# Page text
————

Vancouver, BC, Canada – April 8, 2016 – Para Resources Inc. (TSX Venture Exchange: PBR) (“Para” or the “Company”)
This press release is being disseminated as required by National Instrument 62-103 The Early Warning System and Related Take Over Bids and Insider Reporting Issues in connection with the filing of an early warning report (the “Early Warning Report”) regarding the acquisition of securities of the Company by Conex Services Inc. (“Conex Services”).
Conex Services, a company wholly-owned and controlled by Glenn Walsh, acquired 24,430,000 Units of the Company at a price of $0.12 per Unit under the Company’s non-brokered private placement announced October 14, 2015. Each “Unit” consists of one common share (a “Share”) and one half of one transferable share purchase warrant (each whole warrant, a “Warrant”). Each Warrant is exercisable to acquire one additional Share of the Company for a period of 18 months at a price of $0.18 per Share.
Accordingly, Conex Services beneficially owns an aggregate 25,855,237 Shares and 12,500,000 Warrants of the Company, representing approximately 41.78% of the 61,882,441 issued and outstanding Shares of the Company on an undiluted basis, and approximately 51.56% of the Company’s 74,382,441 issued and outstanding Shares, on a fully diluted basis, assuming exercise of the Warrants held by Conex Services.
Mr. Walsh personally holds 1,570,224 Shares of the Company and warrants to acquire an additional 1,285,112 Shares of the Company. When aggregated, Conex Services and Mr. Walsh own and control 27,425,461 of the Company’s 61,882,441 issued and outstanding Shares, or 44.32%. On a fully diluted basis, Conex Services and Mr. Walsh own and control 41,210,573 Shares, or 54.46% of the 75,667,553 Shares the Company would then-have issued and outstanding.
Conex Services intends to hold its securities of the Company for investment purposes. Conex Services may, depending on market and other conditions, increase or change its beneficial ownership over the Shares or other securities of the Company through market transactions, private agreements, treasury issuances, exercise of convertible securities or otherwise.
A copy of the Early Warning Report for Conex Services can be found under the Company’s profile at www.SEDAR.com.
Conex Services and Para have also entered into a credit facility agreement dated March 31st, 2016 (the “Credit Facility”). Pursuant to the Credit Facility, Conex Services has made available to Para a revolving credit line in the amount of up to CAD $3,000,000. The Credit Facility will bear interest at a rate of 12% per annum, and each drawdown on the Credit Facility (a “Drawdown”) will be secured by a promissory note in favour of Conex Services.
As additional consideration for the Credit Facility, the Company will issue Conex a bonus equal to 20 percent of the principal amount of each Drawdown, payable by the issuance of common shares of Para (the “Bonus Shares“), at a deemed price equivalent to the last closing price of the Company’s common shares on the TSX Venture Exchange (the “Exchange”) before each Drawdown is advanced, subject to a minimum price of $0.05 per Bonus Share.

————

# What is expected
Restate the part of the press release that begins at the words "Conex Services, a" and stops after "of $0.18 per Share.", swapping "18 months" for "24 months". Work only from the press release above.

————

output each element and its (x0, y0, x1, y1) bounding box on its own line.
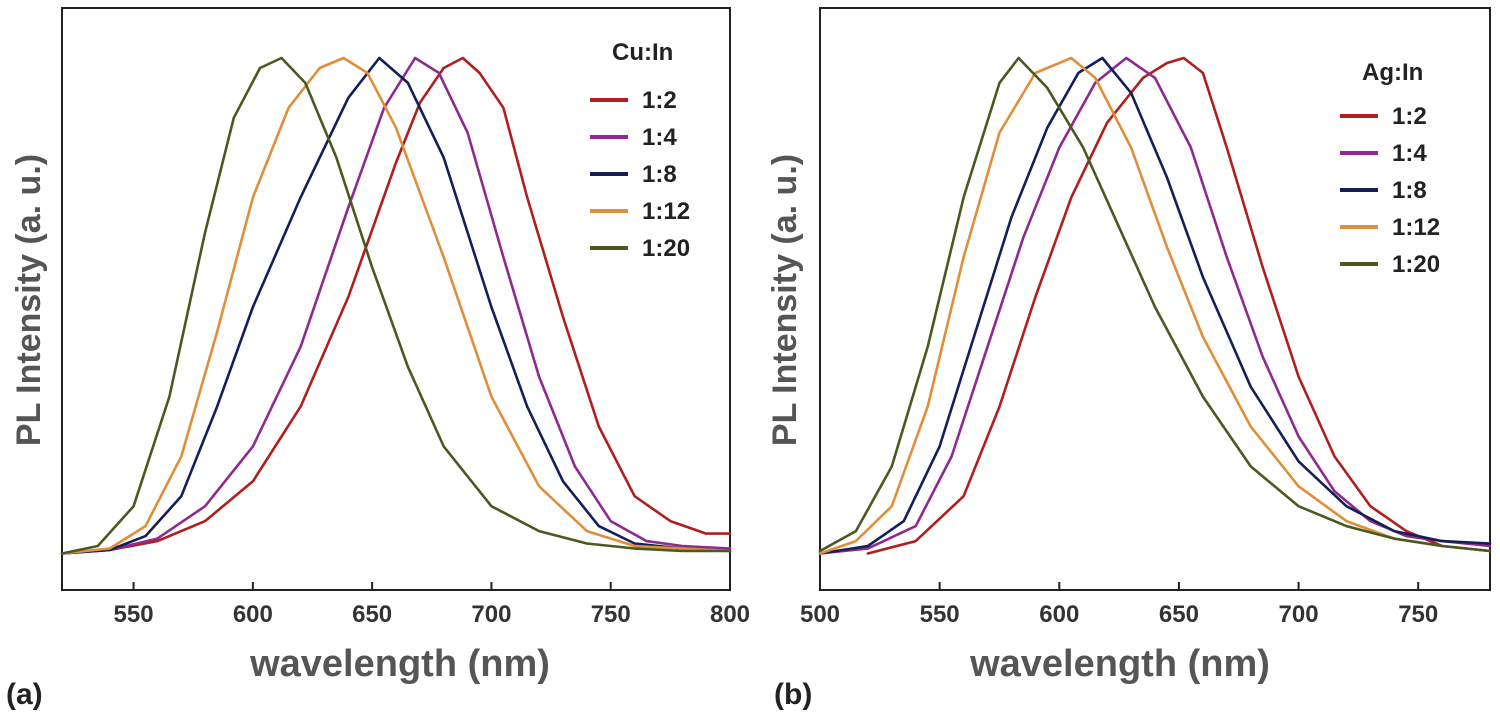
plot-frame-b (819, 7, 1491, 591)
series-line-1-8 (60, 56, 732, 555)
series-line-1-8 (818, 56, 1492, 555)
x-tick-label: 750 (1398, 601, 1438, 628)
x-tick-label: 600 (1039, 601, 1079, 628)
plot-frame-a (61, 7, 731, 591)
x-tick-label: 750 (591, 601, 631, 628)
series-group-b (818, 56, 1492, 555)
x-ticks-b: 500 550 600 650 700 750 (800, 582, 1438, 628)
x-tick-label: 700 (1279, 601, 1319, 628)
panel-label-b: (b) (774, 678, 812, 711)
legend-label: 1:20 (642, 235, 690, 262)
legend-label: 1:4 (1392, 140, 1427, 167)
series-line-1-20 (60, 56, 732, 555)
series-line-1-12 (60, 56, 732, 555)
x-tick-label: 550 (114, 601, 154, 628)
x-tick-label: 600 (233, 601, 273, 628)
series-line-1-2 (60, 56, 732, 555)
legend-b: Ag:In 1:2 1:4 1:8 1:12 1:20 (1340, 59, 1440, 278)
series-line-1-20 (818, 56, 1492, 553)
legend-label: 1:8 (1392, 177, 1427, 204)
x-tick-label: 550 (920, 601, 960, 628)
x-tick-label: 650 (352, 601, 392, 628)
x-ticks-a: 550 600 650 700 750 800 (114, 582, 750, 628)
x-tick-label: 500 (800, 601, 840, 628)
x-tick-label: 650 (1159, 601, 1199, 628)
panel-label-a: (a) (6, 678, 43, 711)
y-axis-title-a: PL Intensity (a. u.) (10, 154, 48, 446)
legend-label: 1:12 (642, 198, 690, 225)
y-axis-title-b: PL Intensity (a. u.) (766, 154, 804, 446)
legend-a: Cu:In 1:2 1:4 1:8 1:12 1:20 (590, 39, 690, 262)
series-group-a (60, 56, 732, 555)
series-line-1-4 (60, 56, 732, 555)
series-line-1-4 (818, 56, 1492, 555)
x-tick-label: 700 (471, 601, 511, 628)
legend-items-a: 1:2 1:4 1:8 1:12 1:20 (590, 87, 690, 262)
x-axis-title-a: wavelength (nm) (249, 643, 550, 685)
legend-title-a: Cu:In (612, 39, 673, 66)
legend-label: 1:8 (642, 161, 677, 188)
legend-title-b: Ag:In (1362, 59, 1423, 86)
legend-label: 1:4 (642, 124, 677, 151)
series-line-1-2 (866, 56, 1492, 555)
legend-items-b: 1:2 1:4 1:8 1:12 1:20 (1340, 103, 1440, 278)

————

# Final result
Conex Services, a company wholly-owned and controlled by Glenn Walsh, acquired 24,430,000 Units of the Company at a price of $0.12 per Unit under the Company’s non-brokered private placement announced October 14, 2015. Each “Unit” consists of one common share (a “Share”) and one half of one transferable share purchase warrant (each whole warrant, a “Warrant”). Each Warrant is exercisable to acquire one additional Share of the Company for a period of 24 months at a price of $0.18 per Share.